[begin Data listing]

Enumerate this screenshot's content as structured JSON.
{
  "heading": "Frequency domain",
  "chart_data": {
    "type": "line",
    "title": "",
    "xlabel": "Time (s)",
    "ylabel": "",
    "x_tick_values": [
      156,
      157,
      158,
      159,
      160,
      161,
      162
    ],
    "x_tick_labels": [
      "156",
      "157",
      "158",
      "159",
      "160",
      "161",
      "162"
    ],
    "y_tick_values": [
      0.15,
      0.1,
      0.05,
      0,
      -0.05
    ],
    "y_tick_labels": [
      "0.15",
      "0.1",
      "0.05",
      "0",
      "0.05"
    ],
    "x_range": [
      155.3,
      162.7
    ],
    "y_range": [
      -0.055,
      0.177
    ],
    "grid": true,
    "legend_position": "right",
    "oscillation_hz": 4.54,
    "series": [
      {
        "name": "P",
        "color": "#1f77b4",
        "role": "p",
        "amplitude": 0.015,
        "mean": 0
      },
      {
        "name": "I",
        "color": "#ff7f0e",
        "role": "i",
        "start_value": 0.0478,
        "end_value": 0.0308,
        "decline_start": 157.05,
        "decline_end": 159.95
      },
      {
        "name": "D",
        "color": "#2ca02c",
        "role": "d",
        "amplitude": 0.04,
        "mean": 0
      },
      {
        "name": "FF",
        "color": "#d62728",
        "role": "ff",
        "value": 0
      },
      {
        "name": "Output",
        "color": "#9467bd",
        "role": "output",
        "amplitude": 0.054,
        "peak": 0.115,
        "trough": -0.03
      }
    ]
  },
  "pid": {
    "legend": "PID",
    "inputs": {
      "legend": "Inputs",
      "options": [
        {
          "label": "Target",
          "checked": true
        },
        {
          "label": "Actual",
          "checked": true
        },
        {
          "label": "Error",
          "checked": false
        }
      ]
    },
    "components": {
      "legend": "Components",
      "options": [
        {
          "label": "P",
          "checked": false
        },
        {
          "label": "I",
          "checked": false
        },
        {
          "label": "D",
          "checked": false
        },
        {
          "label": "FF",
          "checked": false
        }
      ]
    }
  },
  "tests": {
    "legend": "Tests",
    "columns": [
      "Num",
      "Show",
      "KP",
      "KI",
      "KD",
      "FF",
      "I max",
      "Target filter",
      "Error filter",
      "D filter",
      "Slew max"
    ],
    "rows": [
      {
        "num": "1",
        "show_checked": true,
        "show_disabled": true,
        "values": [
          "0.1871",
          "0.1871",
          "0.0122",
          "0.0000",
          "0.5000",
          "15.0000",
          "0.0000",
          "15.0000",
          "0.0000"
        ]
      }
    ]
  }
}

[end Data listing]

Which lines contain "true"? Copy each of them out.

- Correct result:
    "grid": true,
          "checked": true
          "checked": true
        "show_checked": true,
        "show_disabled": true,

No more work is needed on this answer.